------ Items

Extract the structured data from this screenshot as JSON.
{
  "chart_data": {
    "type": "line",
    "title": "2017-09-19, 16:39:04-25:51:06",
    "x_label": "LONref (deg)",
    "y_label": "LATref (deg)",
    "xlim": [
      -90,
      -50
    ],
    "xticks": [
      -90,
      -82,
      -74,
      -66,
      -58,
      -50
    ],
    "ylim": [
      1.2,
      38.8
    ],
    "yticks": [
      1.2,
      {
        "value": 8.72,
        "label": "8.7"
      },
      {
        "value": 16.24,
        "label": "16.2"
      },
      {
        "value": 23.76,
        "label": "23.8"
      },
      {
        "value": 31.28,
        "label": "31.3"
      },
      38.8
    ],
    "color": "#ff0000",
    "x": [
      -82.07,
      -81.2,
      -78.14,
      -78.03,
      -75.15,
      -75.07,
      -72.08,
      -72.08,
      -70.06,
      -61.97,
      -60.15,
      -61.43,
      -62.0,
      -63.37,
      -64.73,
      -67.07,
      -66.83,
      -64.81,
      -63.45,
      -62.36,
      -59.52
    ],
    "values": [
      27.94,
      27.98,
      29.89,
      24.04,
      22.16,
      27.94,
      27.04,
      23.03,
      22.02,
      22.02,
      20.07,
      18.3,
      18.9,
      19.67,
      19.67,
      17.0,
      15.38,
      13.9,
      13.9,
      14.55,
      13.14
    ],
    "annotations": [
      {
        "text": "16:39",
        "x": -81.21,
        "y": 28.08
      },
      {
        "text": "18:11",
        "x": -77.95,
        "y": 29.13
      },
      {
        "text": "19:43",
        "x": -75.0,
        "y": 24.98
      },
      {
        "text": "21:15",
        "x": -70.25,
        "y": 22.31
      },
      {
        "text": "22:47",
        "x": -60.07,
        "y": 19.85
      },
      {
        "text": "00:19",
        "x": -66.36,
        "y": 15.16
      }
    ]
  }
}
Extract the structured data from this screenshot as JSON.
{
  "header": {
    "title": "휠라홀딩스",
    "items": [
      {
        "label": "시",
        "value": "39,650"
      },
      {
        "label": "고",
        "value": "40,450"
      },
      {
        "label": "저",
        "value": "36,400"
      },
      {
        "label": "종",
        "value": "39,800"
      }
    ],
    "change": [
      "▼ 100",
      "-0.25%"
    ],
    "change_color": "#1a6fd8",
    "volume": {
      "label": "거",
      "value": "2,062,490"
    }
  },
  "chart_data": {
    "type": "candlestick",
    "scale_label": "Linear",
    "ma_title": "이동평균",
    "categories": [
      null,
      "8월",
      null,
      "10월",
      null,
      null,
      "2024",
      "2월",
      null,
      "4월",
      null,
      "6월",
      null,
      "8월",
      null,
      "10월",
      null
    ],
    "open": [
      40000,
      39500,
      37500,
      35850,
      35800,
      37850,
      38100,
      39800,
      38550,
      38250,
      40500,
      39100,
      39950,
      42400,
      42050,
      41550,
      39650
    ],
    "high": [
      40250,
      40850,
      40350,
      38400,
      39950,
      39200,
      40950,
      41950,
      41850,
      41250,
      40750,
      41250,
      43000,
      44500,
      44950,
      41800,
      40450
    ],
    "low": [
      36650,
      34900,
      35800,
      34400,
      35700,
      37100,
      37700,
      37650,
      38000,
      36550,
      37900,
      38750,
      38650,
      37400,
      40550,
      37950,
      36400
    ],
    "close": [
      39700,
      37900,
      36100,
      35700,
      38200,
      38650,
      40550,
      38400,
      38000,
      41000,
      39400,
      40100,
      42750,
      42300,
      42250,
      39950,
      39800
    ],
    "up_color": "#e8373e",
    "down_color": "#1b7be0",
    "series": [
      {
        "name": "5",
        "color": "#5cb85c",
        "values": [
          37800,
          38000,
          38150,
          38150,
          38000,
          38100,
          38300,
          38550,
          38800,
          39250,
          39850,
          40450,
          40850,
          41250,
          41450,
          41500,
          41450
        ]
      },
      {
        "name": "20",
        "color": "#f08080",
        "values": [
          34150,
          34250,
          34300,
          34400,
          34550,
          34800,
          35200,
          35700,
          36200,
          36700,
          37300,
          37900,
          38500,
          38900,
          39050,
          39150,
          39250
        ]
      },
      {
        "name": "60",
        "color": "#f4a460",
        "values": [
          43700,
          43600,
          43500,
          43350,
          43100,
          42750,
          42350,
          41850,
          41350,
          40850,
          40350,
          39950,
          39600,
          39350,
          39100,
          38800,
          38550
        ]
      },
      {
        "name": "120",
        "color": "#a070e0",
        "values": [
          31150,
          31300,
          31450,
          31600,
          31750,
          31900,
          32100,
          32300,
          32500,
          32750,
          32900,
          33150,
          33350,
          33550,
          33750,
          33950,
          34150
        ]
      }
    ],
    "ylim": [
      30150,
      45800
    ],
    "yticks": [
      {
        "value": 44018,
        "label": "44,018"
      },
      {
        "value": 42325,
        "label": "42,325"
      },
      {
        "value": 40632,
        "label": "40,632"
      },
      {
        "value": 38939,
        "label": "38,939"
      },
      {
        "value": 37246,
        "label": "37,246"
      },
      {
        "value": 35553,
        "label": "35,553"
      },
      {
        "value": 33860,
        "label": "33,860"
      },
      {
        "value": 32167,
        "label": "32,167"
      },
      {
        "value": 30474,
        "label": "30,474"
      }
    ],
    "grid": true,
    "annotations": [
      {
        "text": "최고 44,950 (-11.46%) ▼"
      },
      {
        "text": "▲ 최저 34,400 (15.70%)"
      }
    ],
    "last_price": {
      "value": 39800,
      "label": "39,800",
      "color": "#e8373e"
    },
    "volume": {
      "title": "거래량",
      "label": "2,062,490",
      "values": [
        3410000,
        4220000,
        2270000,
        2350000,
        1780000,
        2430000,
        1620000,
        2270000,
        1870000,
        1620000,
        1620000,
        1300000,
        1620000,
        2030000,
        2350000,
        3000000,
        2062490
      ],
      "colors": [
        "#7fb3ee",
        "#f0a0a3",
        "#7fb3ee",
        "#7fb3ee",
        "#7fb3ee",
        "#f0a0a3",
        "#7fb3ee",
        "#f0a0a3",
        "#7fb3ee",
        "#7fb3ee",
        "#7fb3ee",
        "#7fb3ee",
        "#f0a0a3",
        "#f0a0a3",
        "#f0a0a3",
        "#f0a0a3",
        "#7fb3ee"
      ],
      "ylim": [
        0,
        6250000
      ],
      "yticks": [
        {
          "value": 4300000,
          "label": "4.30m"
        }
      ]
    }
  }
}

------------

> [Task goal]: All of the data needs to be printed once more, exactly.

> [Solution for this problem]:
Extract the structured data from this screenshot as JSON.
{
  "chart_data": {
    "type": "line",
    "title": "2017-09-19, 16:39:04-25:51:06",
    "x_label": "LONref (deg)",
    "y_label": "LATref (deg)",
    "xlim": [
      -90,
      -50
    ],
    "xticks": [
      -90,
      -82,
      -74,
      -66,
      -58,
      -50
    ],
    "ylim": [
      1.2,
      38.8
    ],
    "yticks": [
      1.2,
      {
        "value": 8.72,
        "label": "8.7"
      },
      {
        "value": 16.24,
        "label": "16.2"
      },
      {
        "value": 23.76,
        "label": "23.8"
      },
      {
        "value": 31.28,
        "label": "31.3"
      },
      38.8
    ],
    "color": "#ff0000",
    "x": [
      -82.07,
      -81.2,
      -78.14,
      -78.03,
      -75.15,
      -75.07,
      -72.08,
      -72.08,
      -70.06,
      -61.97,
      -60.15,
      -61.43,
      -62.0,
      -63.37,
      -64.73,
      -67.07,
      -66.83,
      -64.81,
      -63.45,
      -62.36,
      -59.52
    ],
    "values": [
      27.94,
      27.98,
      29.89,
      24.04,
      22.16,
      27.94,
      27.04,
      23.03,
      22.02,
      22.02,
      20.07,
      18.3,
      18.9,
      19.67,
      19.67,
      17.0,
      15.38,
      13.9,
      13.9,
      14.55,
      13.14
    ],
    "annotations": [
      {
        "text": "16:39",
        "x": -81.21,
        "y": 28.08
      },
      {
        "text": "18:11",
        "x": -77.95,
        "y": 29.13
      },
      {
        "text": "19:43",
        "x": -75.0,
        "y": 24.98
      },
      {
        "text": "21:15",
        "x": -70.25,
        "y": 22.31
      },
      {
        "text": "22:47",
        "x": -60.07,
        "y": 19.85
      },
      {
        "text": "00:19",
        "x": -66.36,
        "y": 15.16
      }
    ]
  }
}
Extract the structured data from this screenshot as JSON.
{
  "header": {
    "title": "휠라홀딩스",
    "items": [
      {
        "label": "시",
        "value": "39,650"
      },
      {
        "label": "고",
        "value": "40,450"
      },
      {
        "label": "저",
        "value": "36,400"
      },
      {
        "label": "종",
        "value": "39,800"
      }
    ],
    "change": [
      "▼ 100",
      "-0.25%"
    ],
    "change_color": "#1a6fd8",
    "volume": {
      "label": "거",
      "value": "2,062,490"
    }
  },
  "chart_data": {
    "type": "candlestick",
    "scale_label": "Linear",
    "ma_title": "이동평균",
    "categories": [
      null,
      "8월",
      null,
      "10월",
      null,
      null,
      "2024",
      "2월",
      null,
      "4월",
      null,
      "6월",
      null,
      "8월",
      null,
      "10월",
      null
    ],
    "open": [
      40000,
      39500,
      37500,
      35850,
      35800,
      37850,
      38100,
      39800,
      38550,
      38250,
      40500,
      39100,
      39950,
      42400,
      42050,
      41550,
      39650
    ],
    "high": [
      40250,
      40850,
      40350,
      38400,
      39950,
      39200,
      40950,
      41950,
      41850,
      41250,
      40750,
      41250,
      43000,
      44500,
      44950,
      41800,
      40450
    ],
    "low": [
      36650,
      34900,
      35800,
      34400,
      35700,
      37100,
      37700,
      37650,
      38000,
      36550,
      37900,
      38750,
      38650,
      37400,
      40550,
      37950,
      36400
    ],
    "close": [
      39700,
      37900,
      36100,
      35700,
      38200,
      38650,
      40550,
      38400,
      38000,
      41000,
      39400,
      40100,
      42750,
      42300,
      42250,
      39950,
      39800
    ],
    "up_color": "#e8373e",
    "down_color": "#1b7be0",
    "series": [
      {
        "name": "5",
        "color": "#5cb85c",
        "values": [
          37800,
          38000,
          38150,
          38150,
          38000,
          38100,
          38300,
          38550,
          38800,
          39250,
          39850,
          40450,
          40850,
          41250,
          41450,
          41500,
          41450
        ]
      },
      {
        "name": "20",
        "color": "#f08080",
        "values": [
          34150,
          34250,
          34300,
          34400,
          34550,
          34800,
          35200,
          35700,
          36200,
          36700,
          37300,
          37900,
          38500,
          38900,
          39050,
          39150,
          39250
        ]
      },
      {
        "name": "60",
        "color": "#f4a460",
        "values": [
          43700,
          43600,
          43500,
          43350,
          43100,
          42750,
          42350,
          41850,
          41350,
          40850,
          40350,
          39950,
          39600,
          39350,
          39100,
          38800,
          38550
        ]
      },
      {
        "name": "120",
        "color": "#a070e0",
        "values": [
          31150,
          31300,
          31450,
          31600,
          31750,
          31900,
          32100,
          32300,
          32500,
          32750,
          32900,
          33150,
          33350,
          33550,
          33750,
          33950,
          34150
        ]
      }
    ],
    "ylim": [
      30150,
      45800
    ],
    "yticks": [
      {
        "value": 44018,
        "label": "44,018"
      },
      {
        "value": 42325,
        "label": "42,325"
      },
      {
        "value": 40632,
        "label": "40,632"
      },
      {
        "value": 38939,
        "label": "38,939"
      },
      {
        "value": 37246,
        "label": "37,246"
      },
      {
        "value": 35553,
        "label": "35,553"
      },
      {
        "value": 33860,
        "label": "33,860"
      },
      {
        "value": 32167,
        "label": "32,167"
      },
      {
        "value": 30474,
        "label": "30,474"
      }
    ],
    "grid": true,
    "annotations": [
      {
        "text": "최고 44,950 (-11.46%) ▼"
      },
      {
        "text": "▲ 최저 34,400 (15.70%)"
      }
    ],
    "last_price": {
      "value": 39800,
      "label": "39,800",
      "color": "#e8373e"
    },
    "volume": {
      "title": "거래량",
      "label": "2,062,490",
      "values": [
        3410000,
        4220000,
        2270000,
        2350000,
        1780000,
        2430000,
        1620000,
        2270000,
        1870000,
        1620000,
        1620000,
        1300000,
        1620000,
        2030000,
        2350000,
        3000000,
        2062490
      ],
      "colors": [
        "#7fb3ee",
        "#f0a0a3",
        "#7fb3ee",
        "#7fb3ee",
        "#7fb3ee",
        "#f0a0a3",
        "#7fb3ee",
        "#f0a0a3",
        "#7fb3ee",
        "#7fb3ee",
        "#7fb3ee",
        "#7fb3ee",
        "#f0a0a3",
        "#f0a0a3",
        "#f0a0a3",
        "#f0a0a3",
        "#7fb3ee"
      ],
      "ylim": [
        0,
        6250000
      ],
      "yticks": [
        {
          "value": 4300000,
          "label": "4.30m"
        }
      ]
    }
  }
}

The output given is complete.